* [The exercise]: Wherever the string "main" occurs in a line of these records, report that line.

* [Provided material]:

****************

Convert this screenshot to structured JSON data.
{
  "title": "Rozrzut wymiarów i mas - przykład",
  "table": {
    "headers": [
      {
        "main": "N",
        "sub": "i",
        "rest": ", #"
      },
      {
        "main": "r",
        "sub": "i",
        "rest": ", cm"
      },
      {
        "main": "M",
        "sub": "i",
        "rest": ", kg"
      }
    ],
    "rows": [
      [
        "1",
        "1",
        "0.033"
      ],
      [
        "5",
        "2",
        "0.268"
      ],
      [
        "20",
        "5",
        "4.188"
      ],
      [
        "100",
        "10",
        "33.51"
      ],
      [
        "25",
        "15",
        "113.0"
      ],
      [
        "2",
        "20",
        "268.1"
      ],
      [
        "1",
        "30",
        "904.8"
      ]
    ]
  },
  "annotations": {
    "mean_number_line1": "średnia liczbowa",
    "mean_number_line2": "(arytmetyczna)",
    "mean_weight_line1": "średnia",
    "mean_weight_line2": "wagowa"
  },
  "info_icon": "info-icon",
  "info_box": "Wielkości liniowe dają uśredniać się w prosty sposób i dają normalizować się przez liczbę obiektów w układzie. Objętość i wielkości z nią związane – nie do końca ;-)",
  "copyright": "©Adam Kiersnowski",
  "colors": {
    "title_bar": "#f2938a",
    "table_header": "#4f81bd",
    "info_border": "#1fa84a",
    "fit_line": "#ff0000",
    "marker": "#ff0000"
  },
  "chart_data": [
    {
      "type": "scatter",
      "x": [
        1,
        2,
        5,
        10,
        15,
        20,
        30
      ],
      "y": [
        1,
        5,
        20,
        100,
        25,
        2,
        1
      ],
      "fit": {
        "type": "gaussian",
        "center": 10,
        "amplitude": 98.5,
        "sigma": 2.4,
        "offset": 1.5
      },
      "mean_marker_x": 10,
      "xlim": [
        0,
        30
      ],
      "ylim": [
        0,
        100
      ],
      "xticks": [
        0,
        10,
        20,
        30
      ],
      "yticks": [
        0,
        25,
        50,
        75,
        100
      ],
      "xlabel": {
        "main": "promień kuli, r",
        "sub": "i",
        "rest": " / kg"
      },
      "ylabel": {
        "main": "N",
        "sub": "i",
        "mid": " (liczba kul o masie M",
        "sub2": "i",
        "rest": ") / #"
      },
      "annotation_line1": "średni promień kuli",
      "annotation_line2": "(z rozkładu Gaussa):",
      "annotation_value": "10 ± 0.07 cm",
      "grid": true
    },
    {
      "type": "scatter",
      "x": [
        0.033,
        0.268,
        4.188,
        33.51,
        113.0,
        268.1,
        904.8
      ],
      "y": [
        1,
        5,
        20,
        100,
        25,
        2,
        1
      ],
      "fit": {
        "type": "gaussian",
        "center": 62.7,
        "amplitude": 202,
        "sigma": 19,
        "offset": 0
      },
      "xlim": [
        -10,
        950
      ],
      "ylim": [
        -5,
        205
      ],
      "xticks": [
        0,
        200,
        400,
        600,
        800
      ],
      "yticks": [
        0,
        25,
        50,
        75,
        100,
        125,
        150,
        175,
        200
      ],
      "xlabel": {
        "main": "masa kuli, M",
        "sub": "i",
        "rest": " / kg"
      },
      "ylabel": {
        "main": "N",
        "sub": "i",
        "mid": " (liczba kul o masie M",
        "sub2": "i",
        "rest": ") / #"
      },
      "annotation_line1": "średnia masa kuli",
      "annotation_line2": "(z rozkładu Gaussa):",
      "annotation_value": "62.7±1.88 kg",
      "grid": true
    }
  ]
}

****************

* [Complete output]:
        "main": "N",
        "main": "r",
        "main": "M",
        "main": "promień kuli, r",
        "main": "N",
        "main": "masa kuli, M",
        "main": "N",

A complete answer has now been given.